■ Problem details
Copy out all lines with the word "list" in them.

■ Information supplied
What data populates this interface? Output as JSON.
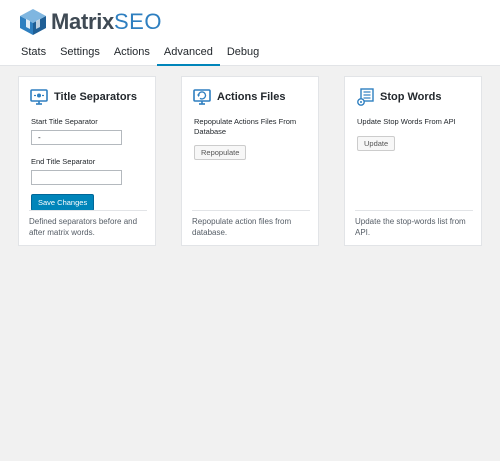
{
  "brand": {
    "name": "Matrix",
    "suffix": "SEO",
    "logo_icon": "cube-logo-icon",
    "accent": "#2e7fc0"
  },
  "tabs": [
    {
      "label": "Stats",
      "active": false
    },
    {
      "label": "Settings",
      "active": false
    },
    {
      "label": "Actions",
      "active": false
    },
    {
      "label": "Advanced",
      "active": true
    },
    {
      "label": "Debug",
      "active": false
    }
  ],
  "cards": {
    "separators": {
      "icon": "monitor-icon",
      "title": "Title Separators",
      "start_label": "Start Title Separator",
      "start_value": "-",
      "end_label": "End Title Separator",
      "end_value": "",
      "save_label": "Save Changes",
      "footer": "Defined separators before and after matrix words."
    },
    "actions": {
      "icon": "refresh-monitor-icon",
      "title": "Actions Files",
      "description": "Repopulate Actions Files From Database",
      "button_label": "Repopulate",
      "footer": "Repopulate action files from database."
    },
    "stopwords": {
      "icon": "list-gear-icon",
      "title": "Stop Words",
      "description": "Update Stop Words From API",
      "button_label": "Update",
      "footer": "Update the stop-words list from API."
    }
  },
  "colors": {
    "primary_button": "#0085ba",
    "active_tab_underline": "#0085ba",
    "icon_blue": "#2e7fc0"
  }
}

■ Solution
      "icon": "list-gear-icon",
      "footer": "Update the stop-words list from API."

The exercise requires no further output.